Only the number is wanted: how many lines contain the string "splinter"?
--- Start of DATASET EXTRACT ---
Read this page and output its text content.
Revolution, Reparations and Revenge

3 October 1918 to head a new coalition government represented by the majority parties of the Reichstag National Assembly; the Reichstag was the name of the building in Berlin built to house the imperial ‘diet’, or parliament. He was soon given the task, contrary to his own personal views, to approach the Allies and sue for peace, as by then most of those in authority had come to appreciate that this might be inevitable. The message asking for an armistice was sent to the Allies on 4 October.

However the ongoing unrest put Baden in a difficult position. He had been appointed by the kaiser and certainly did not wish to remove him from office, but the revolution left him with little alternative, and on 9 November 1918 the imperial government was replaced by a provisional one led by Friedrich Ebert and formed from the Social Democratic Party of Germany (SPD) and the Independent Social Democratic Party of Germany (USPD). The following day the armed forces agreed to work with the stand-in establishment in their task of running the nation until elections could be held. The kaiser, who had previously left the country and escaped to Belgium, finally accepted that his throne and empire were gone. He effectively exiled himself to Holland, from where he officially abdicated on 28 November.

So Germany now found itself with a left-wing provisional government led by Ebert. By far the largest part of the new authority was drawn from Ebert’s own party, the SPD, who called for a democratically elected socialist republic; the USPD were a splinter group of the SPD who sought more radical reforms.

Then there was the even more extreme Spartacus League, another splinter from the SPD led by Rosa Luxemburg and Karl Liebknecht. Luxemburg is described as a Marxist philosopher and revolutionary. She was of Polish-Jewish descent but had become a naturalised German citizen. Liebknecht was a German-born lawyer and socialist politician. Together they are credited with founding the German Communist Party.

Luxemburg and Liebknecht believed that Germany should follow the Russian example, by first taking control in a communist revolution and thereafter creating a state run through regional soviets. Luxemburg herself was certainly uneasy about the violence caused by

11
--- End of DATASET EXTRACT ---
EXERCISE RESPONSE ▸
2